Look below. Copy each line that has "text" in it.

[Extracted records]
══════════

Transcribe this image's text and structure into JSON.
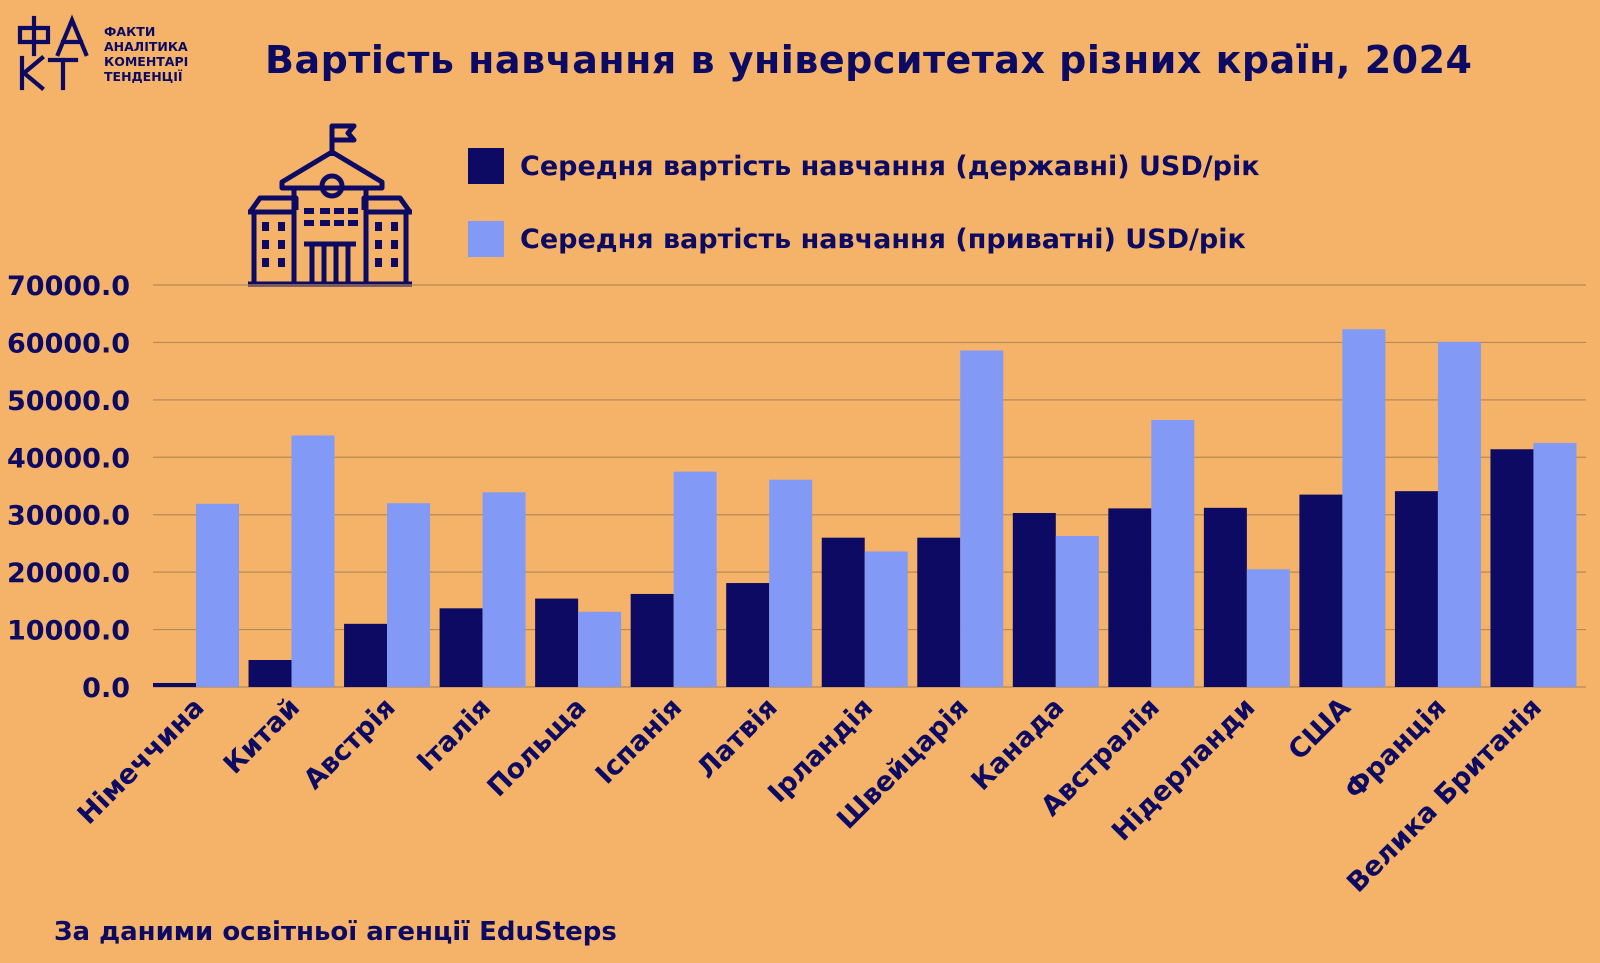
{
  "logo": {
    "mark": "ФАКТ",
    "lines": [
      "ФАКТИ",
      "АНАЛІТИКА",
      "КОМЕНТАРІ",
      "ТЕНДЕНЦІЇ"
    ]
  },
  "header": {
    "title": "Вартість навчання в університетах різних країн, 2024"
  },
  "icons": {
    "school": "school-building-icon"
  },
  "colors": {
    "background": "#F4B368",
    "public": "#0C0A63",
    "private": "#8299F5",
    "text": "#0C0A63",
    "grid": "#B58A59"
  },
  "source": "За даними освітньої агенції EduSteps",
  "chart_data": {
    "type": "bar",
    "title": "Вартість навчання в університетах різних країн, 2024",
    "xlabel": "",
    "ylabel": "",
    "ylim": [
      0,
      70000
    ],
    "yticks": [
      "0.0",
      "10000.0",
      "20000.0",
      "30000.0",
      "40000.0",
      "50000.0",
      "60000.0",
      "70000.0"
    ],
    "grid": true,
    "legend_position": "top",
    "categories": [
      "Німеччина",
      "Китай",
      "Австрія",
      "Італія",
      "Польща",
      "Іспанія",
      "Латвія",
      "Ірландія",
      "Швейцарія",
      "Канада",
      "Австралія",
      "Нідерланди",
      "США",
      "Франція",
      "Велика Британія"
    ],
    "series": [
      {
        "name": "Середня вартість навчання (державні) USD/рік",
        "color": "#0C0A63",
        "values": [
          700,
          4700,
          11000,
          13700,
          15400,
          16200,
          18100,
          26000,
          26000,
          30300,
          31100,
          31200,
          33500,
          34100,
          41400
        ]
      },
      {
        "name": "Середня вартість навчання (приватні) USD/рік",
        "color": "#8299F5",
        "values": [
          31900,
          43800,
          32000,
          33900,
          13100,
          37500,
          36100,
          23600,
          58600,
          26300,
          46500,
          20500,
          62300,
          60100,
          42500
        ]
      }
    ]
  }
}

══════════

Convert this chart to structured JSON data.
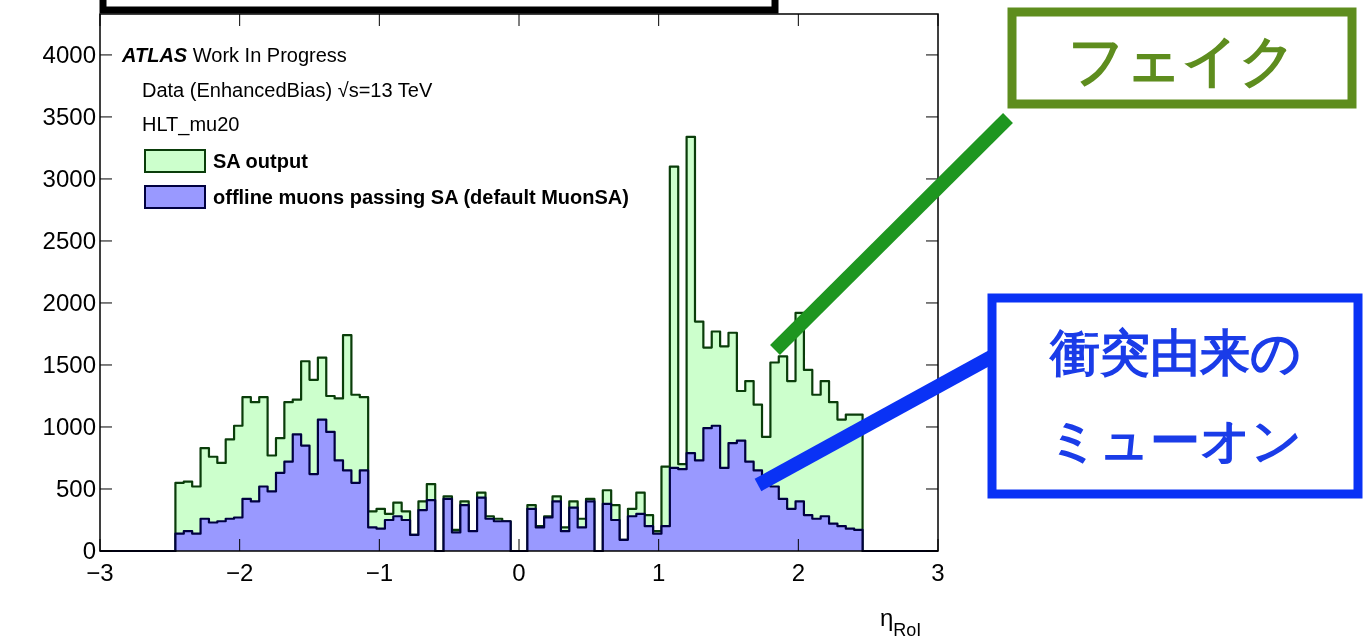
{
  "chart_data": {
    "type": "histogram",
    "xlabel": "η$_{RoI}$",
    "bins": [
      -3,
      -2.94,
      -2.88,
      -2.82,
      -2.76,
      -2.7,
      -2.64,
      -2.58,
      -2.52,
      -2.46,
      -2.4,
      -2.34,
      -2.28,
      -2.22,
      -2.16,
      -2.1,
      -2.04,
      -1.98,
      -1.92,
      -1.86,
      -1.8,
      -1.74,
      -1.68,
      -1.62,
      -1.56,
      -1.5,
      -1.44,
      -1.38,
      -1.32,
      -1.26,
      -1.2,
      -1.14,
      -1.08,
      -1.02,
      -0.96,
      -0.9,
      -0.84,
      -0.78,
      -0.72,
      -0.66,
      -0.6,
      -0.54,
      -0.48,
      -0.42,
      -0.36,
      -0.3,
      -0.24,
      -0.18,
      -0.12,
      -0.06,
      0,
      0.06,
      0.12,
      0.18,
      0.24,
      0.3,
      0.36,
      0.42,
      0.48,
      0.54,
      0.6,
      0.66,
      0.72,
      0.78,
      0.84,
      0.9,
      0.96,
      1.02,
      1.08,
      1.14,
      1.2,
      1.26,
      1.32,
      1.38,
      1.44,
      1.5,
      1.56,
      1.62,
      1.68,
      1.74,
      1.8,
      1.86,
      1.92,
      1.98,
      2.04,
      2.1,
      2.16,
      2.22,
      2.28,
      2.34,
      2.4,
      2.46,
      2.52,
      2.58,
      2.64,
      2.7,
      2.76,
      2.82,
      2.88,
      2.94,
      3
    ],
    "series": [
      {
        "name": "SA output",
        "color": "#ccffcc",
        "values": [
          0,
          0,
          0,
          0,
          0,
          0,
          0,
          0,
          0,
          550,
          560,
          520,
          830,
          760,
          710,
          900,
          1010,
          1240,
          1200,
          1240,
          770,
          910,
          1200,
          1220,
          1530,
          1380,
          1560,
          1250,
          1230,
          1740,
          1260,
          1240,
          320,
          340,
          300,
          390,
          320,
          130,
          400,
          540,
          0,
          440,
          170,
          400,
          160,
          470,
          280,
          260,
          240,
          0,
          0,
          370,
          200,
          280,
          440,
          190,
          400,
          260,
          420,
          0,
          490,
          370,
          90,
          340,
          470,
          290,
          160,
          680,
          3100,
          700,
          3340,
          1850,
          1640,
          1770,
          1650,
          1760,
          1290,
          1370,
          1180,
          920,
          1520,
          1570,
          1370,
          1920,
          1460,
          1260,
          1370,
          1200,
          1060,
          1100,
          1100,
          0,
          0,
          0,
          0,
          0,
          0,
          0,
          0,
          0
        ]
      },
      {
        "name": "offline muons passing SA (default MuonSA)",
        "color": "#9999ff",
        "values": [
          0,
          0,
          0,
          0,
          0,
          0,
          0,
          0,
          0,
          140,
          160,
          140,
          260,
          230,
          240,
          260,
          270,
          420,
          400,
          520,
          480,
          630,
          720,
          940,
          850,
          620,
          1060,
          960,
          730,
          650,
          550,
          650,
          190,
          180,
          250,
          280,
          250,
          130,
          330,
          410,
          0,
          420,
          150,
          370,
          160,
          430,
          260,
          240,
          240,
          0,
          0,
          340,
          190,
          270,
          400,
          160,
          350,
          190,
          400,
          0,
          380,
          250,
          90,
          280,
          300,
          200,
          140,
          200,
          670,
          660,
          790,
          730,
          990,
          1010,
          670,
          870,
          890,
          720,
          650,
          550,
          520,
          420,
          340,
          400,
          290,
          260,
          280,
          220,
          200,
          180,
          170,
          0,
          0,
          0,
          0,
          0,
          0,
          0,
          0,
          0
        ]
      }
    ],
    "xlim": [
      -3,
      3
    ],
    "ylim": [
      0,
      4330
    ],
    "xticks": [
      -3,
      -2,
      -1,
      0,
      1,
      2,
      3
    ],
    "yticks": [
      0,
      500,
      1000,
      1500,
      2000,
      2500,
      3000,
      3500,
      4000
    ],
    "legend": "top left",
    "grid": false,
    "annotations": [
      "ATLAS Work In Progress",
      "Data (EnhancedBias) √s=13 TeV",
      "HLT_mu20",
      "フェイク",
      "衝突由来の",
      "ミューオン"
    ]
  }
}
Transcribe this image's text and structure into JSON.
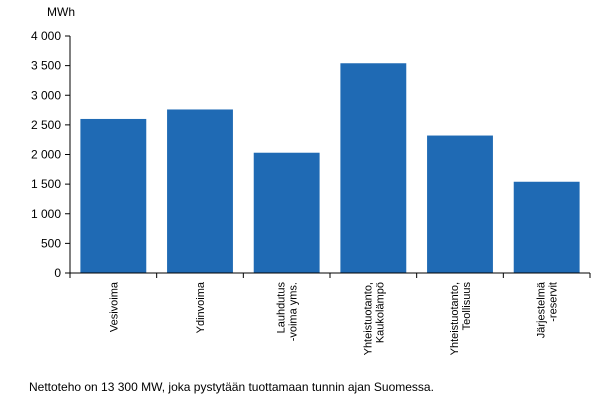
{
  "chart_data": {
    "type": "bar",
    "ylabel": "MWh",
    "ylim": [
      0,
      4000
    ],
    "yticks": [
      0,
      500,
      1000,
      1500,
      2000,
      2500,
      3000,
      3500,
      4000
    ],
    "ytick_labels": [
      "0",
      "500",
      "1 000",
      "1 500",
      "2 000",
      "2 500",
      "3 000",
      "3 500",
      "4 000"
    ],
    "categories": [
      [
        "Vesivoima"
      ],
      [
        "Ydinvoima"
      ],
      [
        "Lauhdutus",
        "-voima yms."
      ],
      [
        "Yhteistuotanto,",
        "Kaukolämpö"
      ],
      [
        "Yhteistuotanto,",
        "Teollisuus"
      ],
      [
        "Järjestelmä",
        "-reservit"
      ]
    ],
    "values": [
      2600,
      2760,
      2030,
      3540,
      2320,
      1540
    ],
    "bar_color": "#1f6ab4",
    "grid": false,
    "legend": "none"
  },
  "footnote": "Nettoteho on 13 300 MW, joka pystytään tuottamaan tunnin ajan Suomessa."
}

══════════

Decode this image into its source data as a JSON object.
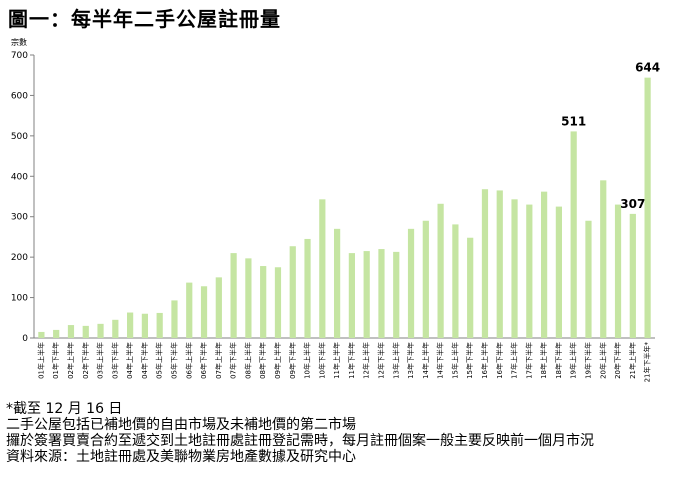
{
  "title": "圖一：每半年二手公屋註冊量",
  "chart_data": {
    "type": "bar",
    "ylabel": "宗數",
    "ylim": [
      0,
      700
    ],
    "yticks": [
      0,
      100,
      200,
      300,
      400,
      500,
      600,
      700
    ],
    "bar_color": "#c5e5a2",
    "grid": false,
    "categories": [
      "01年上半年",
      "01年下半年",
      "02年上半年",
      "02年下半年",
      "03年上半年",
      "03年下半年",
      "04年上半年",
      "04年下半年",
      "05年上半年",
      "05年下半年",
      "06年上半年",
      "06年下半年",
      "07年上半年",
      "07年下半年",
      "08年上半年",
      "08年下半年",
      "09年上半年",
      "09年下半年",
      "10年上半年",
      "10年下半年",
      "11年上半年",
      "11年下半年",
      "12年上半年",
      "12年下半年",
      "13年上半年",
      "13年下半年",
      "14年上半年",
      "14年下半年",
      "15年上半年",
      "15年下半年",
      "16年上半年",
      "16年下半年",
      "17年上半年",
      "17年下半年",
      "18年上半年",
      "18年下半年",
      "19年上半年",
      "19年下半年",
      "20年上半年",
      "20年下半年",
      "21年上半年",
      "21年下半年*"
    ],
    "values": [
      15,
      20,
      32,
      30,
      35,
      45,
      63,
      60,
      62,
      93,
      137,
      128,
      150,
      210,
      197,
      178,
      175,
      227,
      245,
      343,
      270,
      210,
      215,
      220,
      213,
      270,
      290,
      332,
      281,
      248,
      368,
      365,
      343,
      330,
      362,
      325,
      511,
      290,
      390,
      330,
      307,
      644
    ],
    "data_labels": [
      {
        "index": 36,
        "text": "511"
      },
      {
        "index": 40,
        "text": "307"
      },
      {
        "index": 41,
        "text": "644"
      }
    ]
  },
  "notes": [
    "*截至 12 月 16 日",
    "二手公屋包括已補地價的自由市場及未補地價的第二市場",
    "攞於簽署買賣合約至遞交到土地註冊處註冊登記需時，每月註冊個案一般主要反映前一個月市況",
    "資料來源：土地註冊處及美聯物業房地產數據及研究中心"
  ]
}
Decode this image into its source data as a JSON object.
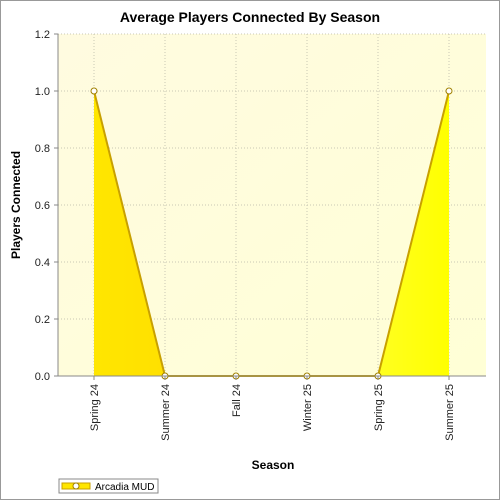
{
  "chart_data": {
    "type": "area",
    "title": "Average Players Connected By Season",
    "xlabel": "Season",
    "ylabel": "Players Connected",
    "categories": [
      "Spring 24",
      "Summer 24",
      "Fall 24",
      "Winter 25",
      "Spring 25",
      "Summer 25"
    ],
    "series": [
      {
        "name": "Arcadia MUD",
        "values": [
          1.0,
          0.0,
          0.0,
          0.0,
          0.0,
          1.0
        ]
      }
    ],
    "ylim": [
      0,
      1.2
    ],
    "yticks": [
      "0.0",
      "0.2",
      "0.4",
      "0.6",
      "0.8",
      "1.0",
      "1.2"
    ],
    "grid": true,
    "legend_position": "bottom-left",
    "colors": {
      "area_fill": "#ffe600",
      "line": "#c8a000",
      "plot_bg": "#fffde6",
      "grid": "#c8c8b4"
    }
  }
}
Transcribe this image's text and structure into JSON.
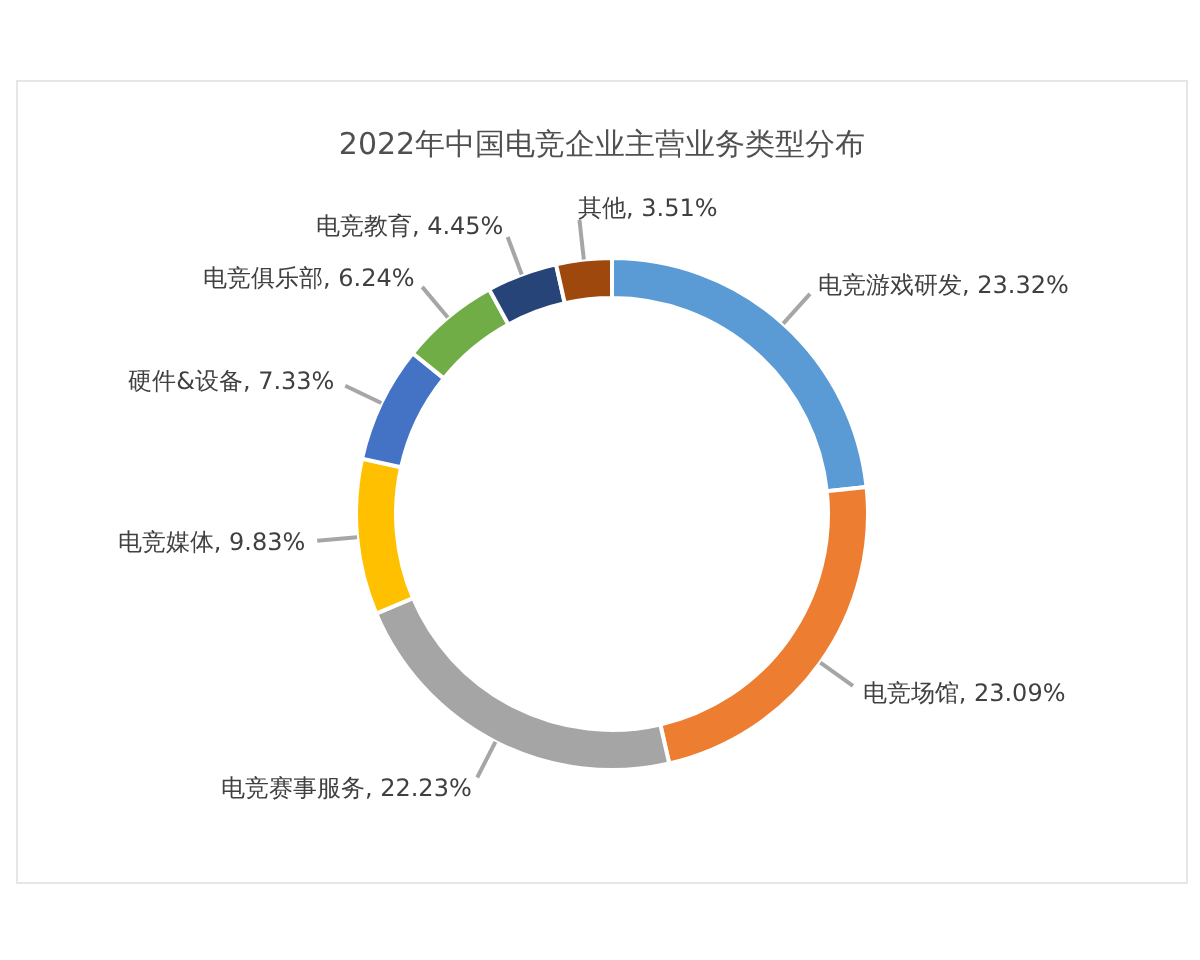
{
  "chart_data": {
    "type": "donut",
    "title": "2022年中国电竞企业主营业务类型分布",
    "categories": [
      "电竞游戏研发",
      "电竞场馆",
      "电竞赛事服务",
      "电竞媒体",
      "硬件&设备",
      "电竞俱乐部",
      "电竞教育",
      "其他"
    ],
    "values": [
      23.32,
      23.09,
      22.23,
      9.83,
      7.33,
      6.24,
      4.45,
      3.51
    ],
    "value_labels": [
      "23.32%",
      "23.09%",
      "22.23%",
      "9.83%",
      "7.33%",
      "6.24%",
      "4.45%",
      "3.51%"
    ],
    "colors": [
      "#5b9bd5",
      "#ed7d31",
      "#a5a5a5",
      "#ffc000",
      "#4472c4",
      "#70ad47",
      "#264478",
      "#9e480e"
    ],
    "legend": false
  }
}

══════════

→ **Full response**
Transcribe this image's text and structure into JSON.
    "text": "#0C0A63",
Transcribe this image's text and structure into JSON.
        "text": "511"
        "text": "307"
        "text": "644"
Transcribe this image's text and structure into JSON.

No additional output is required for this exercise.